### AIM:
Duplicate the lines of the records from the line with "month-label: 5: [611, 26, 624, 49]" up to and including the line with "month-gridline: [464, 294, 465, 366]".

### RECORDS FOR THIS EXERCISE:
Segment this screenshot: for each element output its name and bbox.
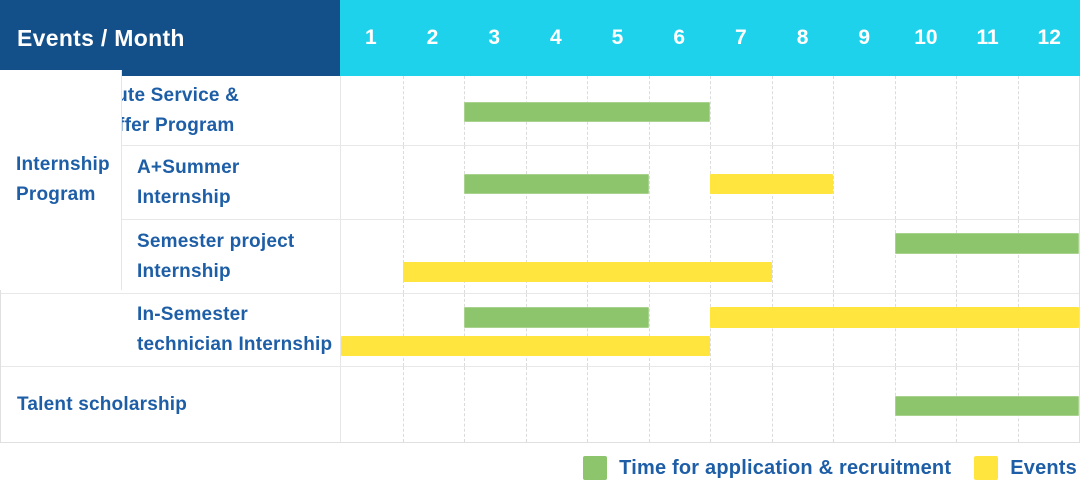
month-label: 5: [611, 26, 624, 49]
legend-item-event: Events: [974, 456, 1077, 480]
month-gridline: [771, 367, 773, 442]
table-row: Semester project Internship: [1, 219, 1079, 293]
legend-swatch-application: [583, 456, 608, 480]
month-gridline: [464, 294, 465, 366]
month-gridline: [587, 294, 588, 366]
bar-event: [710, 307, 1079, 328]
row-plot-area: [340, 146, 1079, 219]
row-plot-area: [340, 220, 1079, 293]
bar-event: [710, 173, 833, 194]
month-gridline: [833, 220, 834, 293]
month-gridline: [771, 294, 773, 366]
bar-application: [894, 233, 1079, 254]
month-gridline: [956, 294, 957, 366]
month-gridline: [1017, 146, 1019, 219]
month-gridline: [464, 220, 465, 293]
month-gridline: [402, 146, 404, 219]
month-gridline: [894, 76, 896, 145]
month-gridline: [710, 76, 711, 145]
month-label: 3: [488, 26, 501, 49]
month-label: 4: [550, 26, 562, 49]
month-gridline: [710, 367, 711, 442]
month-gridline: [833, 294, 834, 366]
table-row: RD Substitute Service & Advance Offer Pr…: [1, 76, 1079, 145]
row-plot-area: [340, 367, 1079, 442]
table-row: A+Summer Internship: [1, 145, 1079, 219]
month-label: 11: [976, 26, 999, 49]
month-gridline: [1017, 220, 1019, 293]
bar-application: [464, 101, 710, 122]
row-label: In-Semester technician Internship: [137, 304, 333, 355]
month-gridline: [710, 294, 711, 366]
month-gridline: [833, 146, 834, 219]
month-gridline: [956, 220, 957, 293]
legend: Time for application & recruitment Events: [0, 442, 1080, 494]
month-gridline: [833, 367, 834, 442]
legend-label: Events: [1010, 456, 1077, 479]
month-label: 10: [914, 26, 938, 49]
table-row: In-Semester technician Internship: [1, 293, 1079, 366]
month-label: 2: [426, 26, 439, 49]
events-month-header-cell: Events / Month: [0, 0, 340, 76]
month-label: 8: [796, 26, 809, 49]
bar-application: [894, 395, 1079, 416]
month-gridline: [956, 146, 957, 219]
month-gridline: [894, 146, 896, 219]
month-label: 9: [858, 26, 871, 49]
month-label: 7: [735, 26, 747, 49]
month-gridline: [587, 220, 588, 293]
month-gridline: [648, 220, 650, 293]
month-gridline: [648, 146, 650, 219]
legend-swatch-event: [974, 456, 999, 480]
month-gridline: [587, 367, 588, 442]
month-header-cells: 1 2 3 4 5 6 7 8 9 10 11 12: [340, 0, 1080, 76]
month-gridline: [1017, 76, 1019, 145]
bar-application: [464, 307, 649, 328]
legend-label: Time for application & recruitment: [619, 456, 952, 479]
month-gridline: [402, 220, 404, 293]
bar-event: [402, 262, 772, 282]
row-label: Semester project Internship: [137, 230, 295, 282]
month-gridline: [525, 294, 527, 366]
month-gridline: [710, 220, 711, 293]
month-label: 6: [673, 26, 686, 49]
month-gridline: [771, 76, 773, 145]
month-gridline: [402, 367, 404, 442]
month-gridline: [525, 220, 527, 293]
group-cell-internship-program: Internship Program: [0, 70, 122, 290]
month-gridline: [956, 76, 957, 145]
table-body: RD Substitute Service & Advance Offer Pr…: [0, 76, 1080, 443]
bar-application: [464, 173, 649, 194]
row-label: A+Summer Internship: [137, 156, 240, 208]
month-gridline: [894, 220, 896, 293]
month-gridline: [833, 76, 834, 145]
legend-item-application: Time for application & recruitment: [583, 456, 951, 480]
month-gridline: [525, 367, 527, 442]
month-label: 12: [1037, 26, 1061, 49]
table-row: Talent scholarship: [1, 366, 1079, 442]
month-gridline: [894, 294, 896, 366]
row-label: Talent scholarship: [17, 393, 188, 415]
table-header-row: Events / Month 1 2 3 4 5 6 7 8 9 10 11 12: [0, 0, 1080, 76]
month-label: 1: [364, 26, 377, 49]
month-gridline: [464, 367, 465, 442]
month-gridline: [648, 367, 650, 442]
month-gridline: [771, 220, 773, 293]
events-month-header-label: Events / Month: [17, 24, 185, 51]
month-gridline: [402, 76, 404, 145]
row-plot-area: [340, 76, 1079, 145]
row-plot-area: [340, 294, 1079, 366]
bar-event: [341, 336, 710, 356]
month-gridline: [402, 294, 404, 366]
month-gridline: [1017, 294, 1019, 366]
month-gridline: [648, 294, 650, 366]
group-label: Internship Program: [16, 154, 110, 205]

### ANSWER TO THIS PROBLEM:
month-label: 5: [611, 26, 624, 49]
legend-item-event: Events: [974, 456, 1077, 480]
month-gridline: [771, 367, 773, 442]
table-row: Semester project Internship: [1, 219, 1079, 293]
legend-swatch-application: [583, 456, 608, 480]
month-gridline: [464, 294, 465, 366]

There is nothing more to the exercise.